Gather from the material every line that contains the string "گفته".

Data records:
########

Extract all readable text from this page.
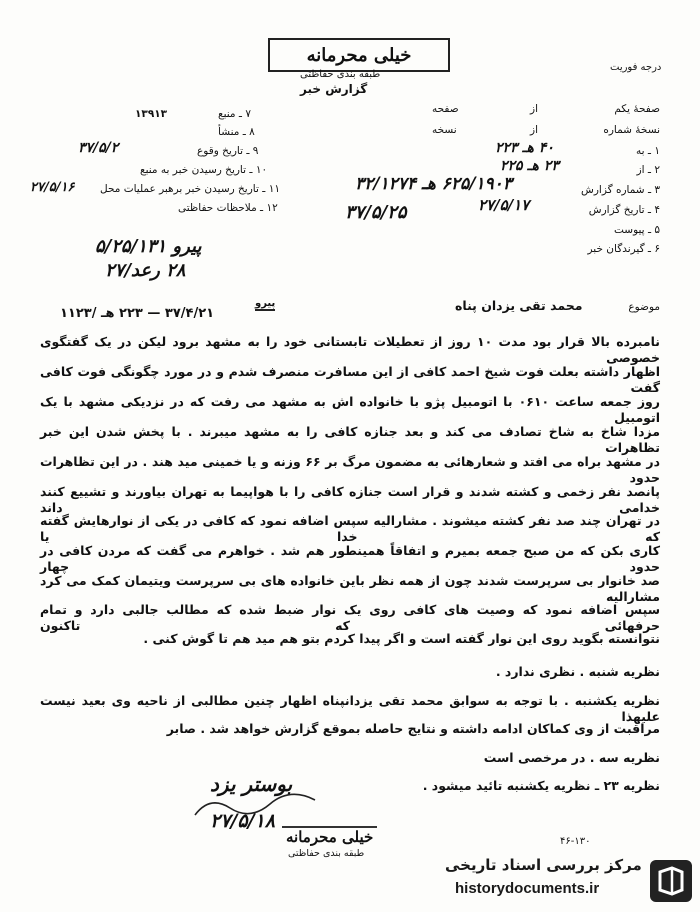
خیلی محرمانه
طبقه بندی حفاظتی
گزارش خبر
درجه فوریت
صفحهٔ یکم
از
صفحه
نسخهٔ شماره
از
نسخه
۱ ـ به
۴۰ هـ ۲۲۳
۲ ـ از
۲۳ هـ ۲۲۵
۳ ـ شماره گزارش
۶۲۵/۱۹۰۳ هـ ۳۲/۱۲۷۴
۴ ـ تاریخ گزارش
۳۷/۵/۲۵	۲۷/۵/۱۷
۵ ـ پیوست
۶ ـ گیرندگان خبر
۷ ـ منبع
۱۳۹۱۳
۸ ـ منشأ
۹ ـ تاریخ وقوع
۳۷/۵/۲
۱۰ ـ تاریخ رسیدن خبر به منبع
۱۱ ـ تاریخ رسیدن خبر برهبر عملیات محل
۲۷/۵/۱۶
۱۲ ـ ملاحظات حفاظتی
پیرو ۵/۲۵/۱۳۱
۲۸ رعد/۲۷
پیرو
۳۷/۴/۲۱ — ۲۲۳ هـ /۱۱۲۳	موضوع
محمد تقی یزدان پناه
نامبرده بالا قرار بود مدت ۱۰ روز از تعطیلات تابستانی خود را به مشهد برود لیکن در یک گفتگوی خصوصی
اظهار داشته بعلت فوت شیخ احمد کافی از این مسافرت منصرف شدم و در مورد چگونگی فوت کافی گفت
روز جمعه ساعت ۰۶۱۰ با اتومبیل پژو با خانواده اش به مشهد می رفت که در نزدیکی مشهد با یک اتومبیل
مزدا شاخ به شاخ تصادف می کند و بعد جنازه کافی را به مشهد میبرند . با پخش شدن این خبر تظاهرات
در مشهد براه می افتد و شعارهائی به مضمون مرگ بر ۶۶ وزنه و یا خمینی مید هند . در این تظاهرات حدود
پانصد نفر زخمی و کشته شدند و قرار است جنازه کافی را با هواپیما به تهران بیاورند و تشییع کنند خدامی داند
در تهران چند صد نفر کشته میشوند . مشارالیه سپس اضافه نمود که کافی در یکی از نوارهایش گفته که خدا یا
کاری بکن که من صبح جمعه بمیرم و اتفاقاً همینطور هم شد . خواهرم می گفت که مردن کافی در حدود چهار
صد خانوار بی سرپرست شدند چون از همه نظر باین خانواده های بی سرپرست ویتیمان کمک می کرد مشارالیه
سپس اضافه نمود که وصیت های کافی روی یک نوار ضبط شده که مطالب جالبی دارد و تمام حرفهائی که تاکنون
نتوانسته بگوید روی این نوار گفته است و اگر پیدا کردم بتو هم مید هم تا گوش کنی .
نظریه شنبه . نظری ندارد .
نظریه یکشنبه . با توجه به سوابق محمد تقی یزدانپناه اظهار چنین مطالبی از ناحیه وی بعید نیست علیهذا
مراقبت از وی کماکان ادامه داشته و نتایج حاصله بموقع گزارش خواهد شد . صابر
نظریه سه . در مرخصی است
نظریه ۲۳ ـ نظریه یکشنبه تائید میشود .
بوستر یزد
۲۷/۵/۱۸
خیلی محرمانه
طبقه بندی حفاظتی
۴۶-۱۳۰
مرکز بررسی اسناد تاریخی
historydocuments.ir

########

Expected answer >>
در تهران چند صد نفر کشته میشوند . مشارالیه سپس اضافه نمود که کافی در یکی از نوارهایش گفته که خدا یا
نتوانسته بگوید روی این نوار گفته است و اگر پیدا کردم بتو هم مید هم تا گوش کنی .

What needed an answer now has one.